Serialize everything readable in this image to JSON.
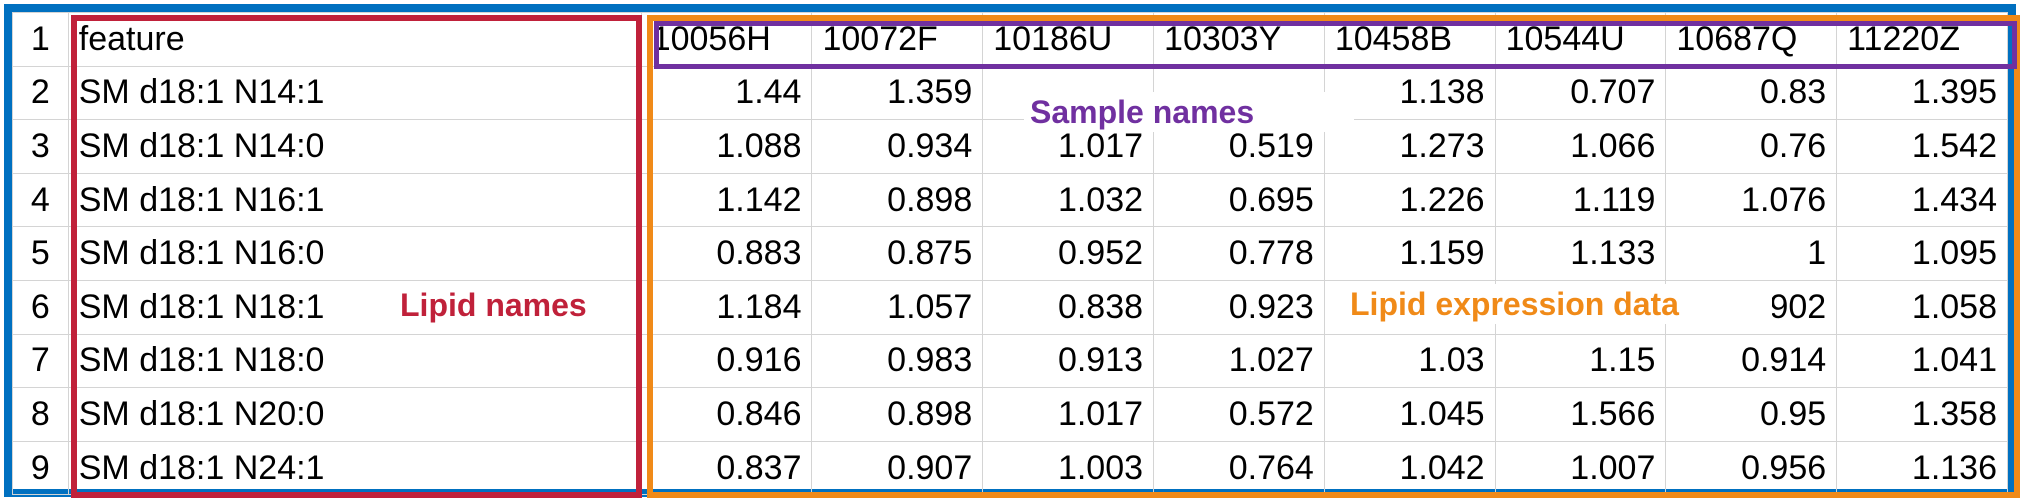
{
  "table": {
    "header": {
      "row_number": "1",
      "feature": "feature",
      "samples": [
        "10056H",
        "10072F",
        "10186U",
        "10303Y",
        "10458B",
        "10544U",
        "10687Q",
        "11220Z"
      ]
    },
    "rows": [
      {
        "n": "2",
        "name": "SM d18:1 N14:1",
        "values": [
          "1.44",
          "1.359",
          "",
          "",
          "1.138",
          "0.707",
          "0.83",
          "1.395"
        ]
      },
      {
        "n": "3",
        "name": "SM d18:1 N14:0",
        "values": [
          "1.088",
          "0.934",
          "1.017",
          "0.519",
          "1.273",
          "1.066",
          "0.76",
          "1.542"
        ]
      },
      {
        "n": "4",
        "name": "SM d18:1 N16:1",
        "values": [
          "1.142",
          "0.898",
          "1.032",
          "0.695",
          "1.226",
          "1.119",
          "1.076",
          "1.434"
        ]
      },
      {
        "n": "5",
        "name": "SM d18:1 N16:0",
        "values": [
          "0.883",
          "0.875",
          "0.952",
          "0.778",
          "1.159",
          "1.133",
          "1",
          "1.095"
        ]
      },
      {
        "n": "6",
        "name": "SM d18:1 N18:1",
        "values": [
          "1.184",
          "1.057",
          "0.838",
          "0.923",
          "",
          "",
          "902",
          "1.058"
        ]
      },
      {
        "n": "7",
        "name": "SM d18:1 N18:0",
        "values": [
          "0.916",
          "0.983",
          "0.913",
          "1.027",
          "1.03",
          "1.15",
          "0.914",
          "1.041"
        ]
      },
      {
        "n": "8",
        "name": "SM d18:1 N20:0",
        "values": [
          "0.846",
          "0.898",
          "1.017",
          "0.572",
          "1.045",
          "1.566",
          "0.95",
          "1.358"
        ]
      },
      {
        "n": "9",
        "name": "SM d18:1 N24:1",
        "values": [
          "0.837",
          "0.907",
          "1.003",
          "0.764",
          "1.042",
          "1.007",
          "0.956",
          "1.136"
        ]
      }
    ]
  },
  "annotations": {
    "lipid_names": "Lipid names",
    "sample_names": "Sample names",
    "expression": "Lipid expression data"
  },
  "colors": {
    "outer_border": "#0070c0",
    "lipid_box": "#c0213a",
    "expression_box": "#f08a18",
    "sample_box": "#7030a0"
  }
}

• • •

Your task: Copy all the entries word for word. Omit any pictures.

Task answer:
Serialize everything readable in this image to JSON.
{
  "table": {
    "header": {
      "row_number": "1",
      "feature": "feature",
      "samples": [
        "10056H",
        "10072F",
        "10186U",
        "10303Y",
        "10458B",
        "10544U",
        "10687Q",
        "11220Z"
      ]
    },
    "rows": [
      {
        "n": "2",
        "name": "SM d18:1 N14:1",
        "values": [
          "1.44",
          "1.359",
          "",
          "",
          "1.138",
          "0.707",
          "0.83",
          "1.395"
        ]
      },
      {
        "n": "3",
        "name": "SM d18:1 N14:0",
        "values": [
          "1.088",
          "0.934",
          "1.017",
          "0.519",
          "1.273",
          "1.066",
          "0.76",
          "1.542"
        ]
      },
      {
        "n": "4",
        "name": "SM d18:1 N16:1",
        "values": [
          "1.142",
          "0.898",
          "1.032",
          "0.695",
          "1.226",
          "1.119",
          "1.076",
          "1.434"
        ]
      },
      {
        "n": "5",
        "name": "SM d18:1 N16:0",
        "values": [
          "0.883",
          "0.875",
          "0.952",
          "0.778",
          "1.159",
          "1.133",
          "1",
          "1.095"
        ]
      },
      {
        "n": "6",
        "name": "SM d18:1 N18:1",
        "values": [
          "1.184",
          "1.057",
          "0.838",
          "0.923",
          "",
          "",
          "902",
          "1.058"
        ]
      },
      {
        "n": "7",
        "name": "SM d18:1 N18:0",
        "values": [
          "0.916",
          "0.983",
          "0.913",
          "1.027",
          "1.03",
          "1.15",
          "0.914",
          "1.041"
        ]
      },
      {
        "n": "8",
        "name": "SM d18:1 N20:0",
        "values": [
          "0.846",
          "0.898",
          "1.017",
          "0.572",
          "1.045",
          "1.566",
          "0.95",
          "1.358"
        ]
      },
      {
        "n": "9",
        "name": "SM d18:1 N24:1",
        "values": [
          "0.837",
          "0.907",
          "1.003",
          "0.764",
          "1.042",
          "1.007",
          "0.956",
          "1.136"
        ]
      }
    ]
  },
  "annotations": {
    "lipid_names": "Lipid names",
    "sample_names": "Sample names",
    "expression": "Lipid expression data"
  },
  "colors": {
    "outer_border": "#0070c0",
    "lipid_box": "#c0213a",
    "expression_box": "#f08a18",
    "sample_box": "#7030a0"
  }
}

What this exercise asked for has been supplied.